ОПИСАНИЕ ЗАДАНИЯ: Продолжите текст о судьбе в сагах, начав сразу после его последнего предложения.

ПРЕДОСТАВЛЕННЫЙ ТЕКСТ:
━━━━━━

Нет ли переклички между такими эпизодами в сагах и ранее рассмотренными нами сценами в эддических песнях, когда герой поступает опять-таки явным образом иррационально? Невозможно сливать воедино этику героической поэзии с этикой родовой саги, но все же отметим известный их параллелизм: внезапное, спонтанное, логически необъяснимое решение героя придает и песни, и саге новое измерение. Тема судьбы тесно связана с установкой на героизацию.
В двух решающих эпизодах в судьбе Ньяля и его семьи, которых мы сейчас коснулись, судьба неотвратима, она пробивается сквозь все человеческие ухищрения, разрушая планы и намерения людей. И потому самые мудрые и провидящие не могут предотвратить предначертанного судьбою. Конунг Олав Святой так и говорил Греттиру, что тот очень неудачлив и не может совладать со своей злой судьбой: «Ты — человек, обреченный на неудачу». О горькой судьбе Греттира говорят и другие персонажи саги, да он и сам этого не оспаривает.
Судьба в саге занимает важнейшее место. Эта концепция, ключевая для всего германского эпоса, сообщает повествованию огромную напряженность и динамичность. Идея судьбы объясняет смысл конфликтов между людьми и показывает неизбежность тех или иных поступков и их исхода.
Судьба подчас материализуется в саге в виде предметов, обладание которыми дает удачу, а утрата — лишает ее. Таковы, например, плащ, копье и меч, подаренные Глуму его дедом; в эти предметы у сородичей была особая вера, но при утрате их удача покидает Глума.
Судьба выступает в сагах как взаимосвязь, как логика человеческих поступков, продиктованных нравственной необходимостью, однако эта субъективная, индивидуальная логика поведения осознается и соответственно изображается в виде объективной, от воли людей не зависящей необходимости, которой они не могут не подчиниться. Эпическому сознанию присущ глобальный, всеобщий детерминизм. Он осмысляется как идея судьбы.
С темой судьбы теснейшим образом связаны прорицания, видения, вещие сны. Вещие сны и прорицания придают конструктивное единство повествованию, вскрывают внутреннюю связь событий и их обусловленность, как они понимались людьми того времени.
В видениях и пророчествах становится известным то, что случится в дальнейшем. Сага не любит неожиданности — аудитория заранее предуведомляется о грядущих судьбах персонажей. Но поскольку предвосхищение это выступает в виде прорицания, напряженность и интерес к повествованию не только не убывают, но, напротив, усиливаются: ведь важно узнать, как именно свершится предначертанное.

━━━━━━

ПРЕДОСТАВЛЕННЫЕ СТРОКИ:
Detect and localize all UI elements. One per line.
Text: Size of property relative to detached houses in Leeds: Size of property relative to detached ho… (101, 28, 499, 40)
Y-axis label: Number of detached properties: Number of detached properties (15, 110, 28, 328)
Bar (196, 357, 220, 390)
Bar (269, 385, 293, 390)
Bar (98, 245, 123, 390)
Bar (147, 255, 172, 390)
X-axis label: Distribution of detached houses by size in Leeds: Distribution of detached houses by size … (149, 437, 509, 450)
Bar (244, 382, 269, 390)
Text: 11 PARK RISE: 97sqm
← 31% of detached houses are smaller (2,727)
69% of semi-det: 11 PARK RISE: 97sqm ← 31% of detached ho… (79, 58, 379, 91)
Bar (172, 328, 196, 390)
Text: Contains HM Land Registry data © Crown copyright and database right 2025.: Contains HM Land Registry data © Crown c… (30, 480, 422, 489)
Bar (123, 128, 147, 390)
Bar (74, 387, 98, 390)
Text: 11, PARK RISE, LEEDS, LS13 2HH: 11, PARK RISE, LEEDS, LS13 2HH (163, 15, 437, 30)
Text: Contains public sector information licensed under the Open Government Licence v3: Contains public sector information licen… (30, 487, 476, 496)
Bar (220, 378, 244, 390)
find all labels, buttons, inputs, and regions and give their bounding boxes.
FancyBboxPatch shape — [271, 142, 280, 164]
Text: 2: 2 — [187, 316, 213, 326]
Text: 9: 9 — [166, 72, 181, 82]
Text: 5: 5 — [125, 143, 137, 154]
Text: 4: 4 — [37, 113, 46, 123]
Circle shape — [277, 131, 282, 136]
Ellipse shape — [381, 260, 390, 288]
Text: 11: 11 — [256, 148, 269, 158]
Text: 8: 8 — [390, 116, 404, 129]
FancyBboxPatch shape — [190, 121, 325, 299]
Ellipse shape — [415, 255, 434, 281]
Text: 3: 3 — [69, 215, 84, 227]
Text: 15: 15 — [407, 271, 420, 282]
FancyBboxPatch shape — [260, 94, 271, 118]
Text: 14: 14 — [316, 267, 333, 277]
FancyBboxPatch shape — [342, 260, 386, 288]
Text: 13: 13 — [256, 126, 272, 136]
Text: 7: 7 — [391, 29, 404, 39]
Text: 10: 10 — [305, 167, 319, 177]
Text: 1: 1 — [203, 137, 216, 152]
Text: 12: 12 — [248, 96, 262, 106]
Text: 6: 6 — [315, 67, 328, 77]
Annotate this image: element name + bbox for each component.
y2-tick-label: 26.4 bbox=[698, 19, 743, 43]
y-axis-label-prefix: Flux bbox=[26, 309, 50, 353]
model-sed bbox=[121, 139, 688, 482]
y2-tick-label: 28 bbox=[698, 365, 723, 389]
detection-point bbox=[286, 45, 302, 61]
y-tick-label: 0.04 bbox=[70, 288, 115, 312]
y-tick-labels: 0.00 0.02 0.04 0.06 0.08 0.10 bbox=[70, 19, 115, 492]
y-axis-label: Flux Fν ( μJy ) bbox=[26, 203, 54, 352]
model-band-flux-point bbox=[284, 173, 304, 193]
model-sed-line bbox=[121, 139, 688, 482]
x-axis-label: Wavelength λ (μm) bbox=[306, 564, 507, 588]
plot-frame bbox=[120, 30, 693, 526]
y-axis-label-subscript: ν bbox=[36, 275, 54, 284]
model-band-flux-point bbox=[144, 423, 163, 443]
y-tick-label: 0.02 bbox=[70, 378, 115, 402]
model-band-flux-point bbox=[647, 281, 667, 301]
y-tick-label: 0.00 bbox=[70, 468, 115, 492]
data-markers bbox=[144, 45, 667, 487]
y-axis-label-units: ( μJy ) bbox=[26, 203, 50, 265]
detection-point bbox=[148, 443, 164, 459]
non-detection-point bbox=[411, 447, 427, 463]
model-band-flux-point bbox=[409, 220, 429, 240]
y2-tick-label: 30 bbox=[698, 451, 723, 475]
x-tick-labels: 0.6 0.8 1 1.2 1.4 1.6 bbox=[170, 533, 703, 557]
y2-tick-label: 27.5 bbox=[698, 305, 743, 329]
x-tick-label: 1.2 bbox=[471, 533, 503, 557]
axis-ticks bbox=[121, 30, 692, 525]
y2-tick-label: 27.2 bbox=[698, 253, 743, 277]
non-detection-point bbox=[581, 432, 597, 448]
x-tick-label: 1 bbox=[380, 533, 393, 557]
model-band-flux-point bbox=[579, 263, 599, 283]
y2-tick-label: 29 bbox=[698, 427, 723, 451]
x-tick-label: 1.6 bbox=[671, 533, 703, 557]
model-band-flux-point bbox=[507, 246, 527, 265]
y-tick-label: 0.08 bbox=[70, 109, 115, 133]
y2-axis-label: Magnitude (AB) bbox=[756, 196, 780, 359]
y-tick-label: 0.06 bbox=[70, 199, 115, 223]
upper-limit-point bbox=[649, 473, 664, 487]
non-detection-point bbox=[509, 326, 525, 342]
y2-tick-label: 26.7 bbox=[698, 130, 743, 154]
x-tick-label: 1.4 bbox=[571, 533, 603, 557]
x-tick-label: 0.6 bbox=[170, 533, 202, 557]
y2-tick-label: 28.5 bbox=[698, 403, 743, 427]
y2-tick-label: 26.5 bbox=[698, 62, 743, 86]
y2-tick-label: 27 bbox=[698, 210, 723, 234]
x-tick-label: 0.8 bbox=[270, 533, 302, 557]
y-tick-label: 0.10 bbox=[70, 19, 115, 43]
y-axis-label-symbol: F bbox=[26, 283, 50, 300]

━━━━━━

РЕШЁННОЕ УПРАЖНЕНИЕ:
Тема судьбы и заведомого знания грядущего доминирует в песнях «Старшей Эдды». Сознание исландцев «стереоскопично» — они воспринимали героические легенды на фоне событий собственной жизни или жизни своих предков и вместе с тем эту бытовую жизнь осмысляли в перспективе героических идеалов и образов эддической поэзии.
В «Саге о Гисли» сестра Гисли Тордис узнала из произнесенной им висы, что Гисли — убийца Торгрима, ее мужа, и сообщила об этом открытии своему второму мужу Бёрку, брату Торгрима. Тем самым она навлекла на родного брата месть мужа. Ситуация, противоположная той, какая изображена в эддической поэзии, где Гудрун мстит своему мужу Атли за убийство братьев, и Гисли в новой висе напоминает об этом героическом образце («Навряд ли ее уподоблю // Бестрепетной Хёгни сестре…»).
Ряд мотивов и коллизий в сагах об исландцах прямо напоминает о таких же конфликтах и мотивах в героической поэзии. В решающей схватке в «Саге о Людях из Лаксдаля» Болли пытается остаться в стороне, чтобы не сражаться против своего друга Кьяртана, и обращенные к Болли призывы Оспака напоминают, по мнению некоторых исследователей, попытки Гунтера втравить Хагена в бой с Вальтером в «Вальтарии», франкской поэме IX в.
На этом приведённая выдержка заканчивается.